**Challenge**. Copy out each line below that has the word "Base" in it.

**Excerpted data**.
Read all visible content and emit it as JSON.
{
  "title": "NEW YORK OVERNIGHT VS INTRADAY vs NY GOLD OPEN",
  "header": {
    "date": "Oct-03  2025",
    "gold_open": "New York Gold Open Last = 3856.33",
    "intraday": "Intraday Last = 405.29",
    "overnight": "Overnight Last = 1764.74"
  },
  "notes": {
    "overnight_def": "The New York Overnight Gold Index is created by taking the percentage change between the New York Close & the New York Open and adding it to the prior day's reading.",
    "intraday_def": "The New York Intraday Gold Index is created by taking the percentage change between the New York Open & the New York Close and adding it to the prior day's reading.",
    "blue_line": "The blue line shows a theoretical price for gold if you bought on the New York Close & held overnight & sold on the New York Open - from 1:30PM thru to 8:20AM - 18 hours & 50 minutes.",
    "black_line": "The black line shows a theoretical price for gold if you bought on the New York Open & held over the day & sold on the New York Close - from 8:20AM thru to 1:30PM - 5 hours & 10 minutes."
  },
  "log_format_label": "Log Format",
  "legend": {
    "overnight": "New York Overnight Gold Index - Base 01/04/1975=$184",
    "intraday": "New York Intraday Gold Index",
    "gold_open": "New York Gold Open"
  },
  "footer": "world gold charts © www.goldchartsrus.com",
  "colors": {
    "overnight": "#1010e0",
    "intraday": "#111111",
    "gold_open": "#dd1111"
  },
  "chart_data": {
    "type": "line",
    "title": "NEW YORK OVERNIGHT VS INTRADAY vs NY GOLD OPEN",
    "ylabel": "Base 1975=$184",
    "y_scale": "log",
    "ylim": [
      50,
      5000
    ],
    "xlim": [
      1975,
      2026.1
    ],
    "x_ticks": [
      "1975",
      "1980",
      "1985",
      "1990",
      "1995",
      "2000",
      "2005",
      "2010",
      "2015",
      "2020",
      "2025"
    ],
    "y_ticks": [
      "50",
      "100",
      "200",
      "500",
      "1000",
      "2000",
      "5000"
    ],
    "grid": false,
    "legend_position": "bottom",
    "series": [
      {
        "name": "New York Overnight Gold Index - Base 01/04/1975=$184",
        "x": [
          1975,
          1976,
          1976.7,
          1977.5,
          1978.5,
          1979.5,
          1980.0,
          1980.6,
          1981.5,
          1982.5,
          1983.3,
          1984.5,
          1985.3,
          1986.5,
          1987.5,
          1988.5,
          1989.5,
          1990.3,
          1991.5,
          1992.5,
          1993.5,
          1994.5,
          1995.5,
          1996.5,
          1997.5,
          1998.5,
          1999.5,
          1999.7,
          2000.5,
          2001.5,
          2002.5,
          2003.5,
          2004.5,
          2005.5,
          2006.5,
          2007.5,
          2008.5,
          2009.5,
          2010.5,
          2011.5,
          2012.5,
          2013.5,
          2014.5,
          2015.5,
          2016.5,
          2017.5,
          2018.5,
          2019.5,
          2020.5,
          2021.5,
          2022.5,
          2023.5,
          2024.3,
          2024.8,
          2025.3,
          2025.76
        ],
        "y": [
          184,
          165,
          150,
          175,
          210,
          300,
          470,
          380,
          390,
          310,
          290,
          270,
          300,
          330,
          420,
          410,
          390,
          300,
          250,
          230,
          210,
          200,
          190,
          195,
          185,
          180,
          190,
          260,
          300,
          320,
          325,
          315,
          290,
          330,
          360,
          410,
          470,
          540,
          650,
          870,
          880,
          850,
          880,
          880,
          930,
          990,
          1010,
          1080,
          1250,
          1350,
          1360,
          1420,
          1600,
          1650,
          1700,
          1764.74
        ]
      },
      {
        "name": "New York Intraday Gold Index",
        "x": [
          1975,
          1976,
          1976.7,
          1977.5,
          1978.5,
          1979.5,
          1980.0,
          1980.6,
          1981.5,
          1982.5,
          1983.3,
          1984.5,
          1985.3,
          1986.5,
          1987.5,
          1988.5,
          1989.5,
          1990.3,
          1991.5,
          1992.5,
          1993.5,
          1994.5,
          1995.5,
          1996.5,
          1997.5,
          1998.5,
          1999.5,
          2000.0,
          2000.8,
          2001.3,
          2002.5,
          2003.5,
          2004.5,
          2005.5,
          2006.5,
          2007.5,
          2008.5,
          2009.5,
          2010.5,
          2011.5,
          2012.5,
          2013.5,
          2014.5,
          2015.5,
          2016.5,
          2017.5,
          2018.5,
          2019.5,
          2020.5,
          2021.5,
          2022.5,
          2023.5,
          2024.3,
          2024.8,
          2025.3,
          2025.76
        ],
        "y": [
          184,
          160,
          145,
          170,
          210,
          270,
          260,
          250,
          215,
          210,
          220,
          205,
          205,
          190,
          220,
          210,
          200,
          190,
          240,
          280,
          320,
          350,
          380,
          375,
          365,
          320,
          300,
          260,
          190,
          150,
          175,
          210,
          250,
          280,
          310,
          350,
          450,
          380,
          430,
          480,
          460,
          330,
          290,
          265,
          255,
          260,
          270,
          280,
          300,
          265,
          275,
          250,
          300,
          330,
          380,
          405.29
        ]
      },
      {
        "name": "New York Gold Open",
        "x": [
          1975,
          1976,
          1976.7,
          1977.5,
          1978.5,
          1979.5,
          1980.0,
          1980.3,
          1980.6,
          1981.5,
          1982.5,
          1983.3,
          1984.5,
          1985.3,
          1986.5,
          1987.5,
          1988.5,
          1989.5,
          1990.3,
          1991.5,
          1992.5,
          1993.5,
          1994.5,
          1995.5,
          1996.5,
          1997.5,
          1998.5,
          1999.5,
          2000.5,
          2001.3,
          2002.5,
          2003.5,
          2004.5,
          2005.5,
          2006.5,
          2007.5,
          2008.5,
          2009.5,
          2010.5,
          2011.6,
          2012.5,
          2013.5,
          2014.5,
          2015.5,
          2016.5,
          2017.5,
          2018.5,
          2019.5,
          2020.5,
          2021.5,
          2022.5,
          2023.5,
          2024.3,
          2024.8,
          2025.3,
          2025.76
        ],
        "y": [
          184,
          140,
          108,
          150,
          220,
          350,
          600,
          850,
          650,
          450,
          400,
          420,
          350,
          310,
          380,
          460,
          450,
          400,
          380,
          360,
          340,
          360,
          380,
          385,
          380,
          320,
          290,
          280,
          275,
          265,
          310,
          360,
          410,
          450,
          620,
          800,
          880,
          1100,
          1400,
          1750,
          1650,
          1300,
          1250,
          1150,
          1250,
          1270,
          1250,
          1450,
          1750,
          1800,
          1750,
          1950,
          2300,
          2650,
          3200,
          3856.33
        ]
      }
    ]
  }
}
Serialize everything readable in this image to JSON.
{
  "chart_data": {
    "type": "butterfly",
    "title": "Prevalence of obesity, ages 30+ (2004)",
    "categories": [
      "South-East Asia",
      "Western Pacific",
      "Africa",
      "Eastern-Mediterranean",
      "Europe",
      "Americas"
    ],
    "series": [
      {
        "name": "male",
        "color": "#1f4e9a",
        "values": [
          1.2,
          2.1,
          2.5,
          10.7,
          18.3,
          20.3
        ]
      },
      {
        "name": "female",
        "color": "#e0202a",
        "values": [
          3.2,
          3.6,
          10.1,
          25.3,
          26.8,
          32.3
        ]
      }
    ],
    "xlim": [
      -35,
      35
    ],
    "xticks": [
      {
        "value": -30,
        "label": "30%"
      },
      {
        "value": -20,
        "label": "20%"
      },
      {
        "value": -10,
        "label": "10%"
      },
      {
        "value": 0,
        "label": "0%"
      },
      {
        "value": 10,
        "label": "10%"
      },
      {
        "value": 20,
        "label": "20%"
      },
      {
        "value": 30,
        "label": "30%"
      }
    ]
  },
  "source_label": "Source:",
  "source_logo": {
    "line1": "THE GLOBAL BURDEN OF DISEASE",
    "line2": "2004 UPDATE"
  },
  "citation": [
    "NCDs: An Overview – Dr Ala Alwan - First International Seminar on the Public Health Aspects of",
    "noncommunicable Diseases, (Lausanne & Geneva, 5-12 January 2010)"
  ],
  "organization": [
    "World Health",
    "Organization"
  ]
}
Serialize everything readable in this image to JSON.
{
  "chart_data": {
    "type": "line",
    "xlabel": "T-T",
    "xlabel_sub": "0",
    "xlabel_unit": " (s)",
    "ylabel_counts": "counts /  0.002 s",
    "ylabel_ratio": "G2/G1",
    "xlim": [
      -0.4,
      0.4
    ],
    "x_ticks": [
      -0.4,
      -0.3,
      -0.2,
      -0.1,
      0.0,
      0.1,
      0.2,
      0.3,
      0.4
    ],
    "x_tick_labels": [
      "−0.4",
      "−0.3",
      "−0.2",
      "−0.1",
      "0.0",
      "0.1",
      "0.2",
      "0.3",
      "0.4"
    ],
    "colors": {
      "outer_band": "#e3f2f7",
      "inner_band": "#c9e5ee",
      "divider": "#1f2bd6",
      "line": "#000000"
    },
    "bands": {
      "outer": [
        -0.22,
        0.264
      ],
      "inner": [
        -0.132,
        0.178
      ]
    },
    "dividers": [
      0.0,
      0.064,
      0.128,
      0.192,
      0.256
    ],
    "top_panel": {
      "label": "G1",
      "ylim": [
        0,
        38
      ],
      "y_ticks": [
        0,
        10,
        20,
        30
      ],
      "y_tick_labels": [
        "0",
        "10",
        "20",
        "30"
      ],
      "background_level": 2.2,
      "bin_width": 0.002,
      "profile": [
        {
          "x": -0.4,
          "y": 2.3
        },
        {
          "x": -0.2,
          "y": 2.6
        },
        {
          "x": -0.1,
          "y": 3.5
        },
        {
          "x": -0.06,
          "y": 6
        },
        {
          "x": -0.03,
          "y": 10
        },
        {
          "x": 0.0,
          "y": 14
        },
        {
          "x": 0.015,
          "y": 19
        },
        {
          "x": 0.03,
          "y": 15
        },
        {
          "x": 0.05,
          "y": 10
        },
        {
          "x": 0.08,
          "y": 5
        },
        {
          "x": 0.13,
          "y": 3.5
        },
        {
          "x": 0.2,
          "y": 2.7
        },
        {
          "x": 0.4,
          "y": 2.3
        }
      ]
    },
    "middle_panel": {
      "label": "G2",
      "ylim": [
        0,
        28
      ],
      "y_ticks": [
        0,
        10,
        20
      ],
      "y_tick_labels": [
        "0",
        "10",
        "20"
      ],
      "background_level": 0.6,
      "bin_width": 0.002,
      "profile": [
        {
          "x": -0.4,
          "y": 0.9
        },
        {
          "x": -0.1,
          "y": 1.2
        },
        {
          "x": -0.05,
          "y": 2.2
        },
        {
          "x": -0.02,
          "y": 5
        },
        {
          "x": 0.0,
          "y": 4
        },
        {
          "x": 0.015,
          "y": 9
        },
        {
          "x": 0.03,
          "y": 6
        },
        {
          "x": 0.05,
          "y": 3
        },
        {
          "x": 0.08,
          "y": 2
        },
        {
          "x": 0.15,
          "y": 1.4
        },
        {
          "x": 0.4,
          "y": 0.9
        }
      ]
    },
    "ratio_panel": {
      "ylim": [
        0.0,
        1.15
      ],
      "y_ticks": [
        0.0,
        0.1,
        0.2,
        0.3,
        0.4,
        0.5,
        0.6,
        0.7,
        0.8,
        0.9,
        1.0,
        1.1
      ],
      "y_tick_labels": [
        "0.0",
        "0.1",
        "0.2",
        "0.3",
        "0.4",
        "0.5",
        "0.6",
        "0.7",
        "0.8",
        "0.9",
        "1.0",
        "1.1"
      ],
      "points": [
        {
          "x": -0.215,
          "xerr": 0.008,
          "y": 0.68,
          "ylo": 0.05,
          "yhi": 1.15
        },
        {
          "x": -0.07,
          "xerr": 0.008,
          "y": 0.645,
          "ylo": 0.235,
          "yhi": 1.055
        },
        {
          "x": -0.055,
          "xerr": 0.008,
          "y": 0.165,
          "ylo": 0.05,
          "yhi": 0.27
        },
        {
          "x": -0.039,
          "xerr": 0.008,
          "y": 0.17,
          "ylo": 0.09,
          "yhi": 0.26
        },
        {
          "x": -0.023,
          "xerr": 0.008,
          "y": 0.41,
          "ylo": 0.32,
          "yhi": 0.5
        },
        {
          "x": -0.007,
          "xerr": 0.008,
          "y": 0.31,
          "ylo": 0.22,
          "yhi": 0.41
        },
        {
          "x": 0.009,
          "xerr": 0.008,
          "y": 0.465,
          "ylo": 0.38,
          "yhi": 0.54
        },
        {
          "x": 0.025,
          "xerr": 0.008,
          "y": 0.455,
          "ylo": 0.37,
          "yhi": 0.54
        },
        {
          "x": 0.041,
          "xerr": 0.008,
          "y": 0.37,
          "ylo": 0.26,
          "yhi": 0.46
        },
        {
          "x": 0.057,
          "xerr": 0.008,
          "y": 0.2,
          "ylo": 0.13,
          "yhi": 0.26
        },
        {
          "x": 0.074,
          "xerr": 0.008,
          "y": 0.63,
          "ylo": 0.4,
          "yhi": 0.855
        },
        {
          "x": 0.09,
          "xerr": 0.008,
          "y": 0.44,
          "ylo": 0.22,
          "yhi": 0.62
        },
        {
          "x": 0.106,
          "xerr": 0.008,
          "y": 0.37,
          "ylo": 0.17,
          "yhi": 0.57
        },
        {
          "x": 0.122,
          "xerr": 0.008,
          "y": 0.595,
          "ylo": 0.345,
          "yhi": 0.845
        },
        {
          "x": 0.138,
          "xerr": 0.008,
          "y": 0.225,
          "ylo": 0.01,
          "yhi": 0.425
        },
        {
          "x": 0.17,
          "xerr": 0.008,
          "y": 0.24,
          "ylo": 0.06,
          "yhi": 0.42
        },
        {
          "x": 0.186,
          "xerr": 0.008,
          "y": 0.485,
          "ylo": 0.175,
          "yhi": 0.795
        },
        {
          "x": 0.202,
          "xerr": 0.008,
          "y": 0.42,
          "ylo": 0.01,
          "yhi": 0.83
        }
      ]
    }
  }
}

**Exercise response**.
    "overnight": "New York Overnight Gold Index - Base 01/04/1975=$184",
    "ylabel": "Base 1975=$184",
        "name": "New York Overnight Gold Index - Base 01/04/1975=$184",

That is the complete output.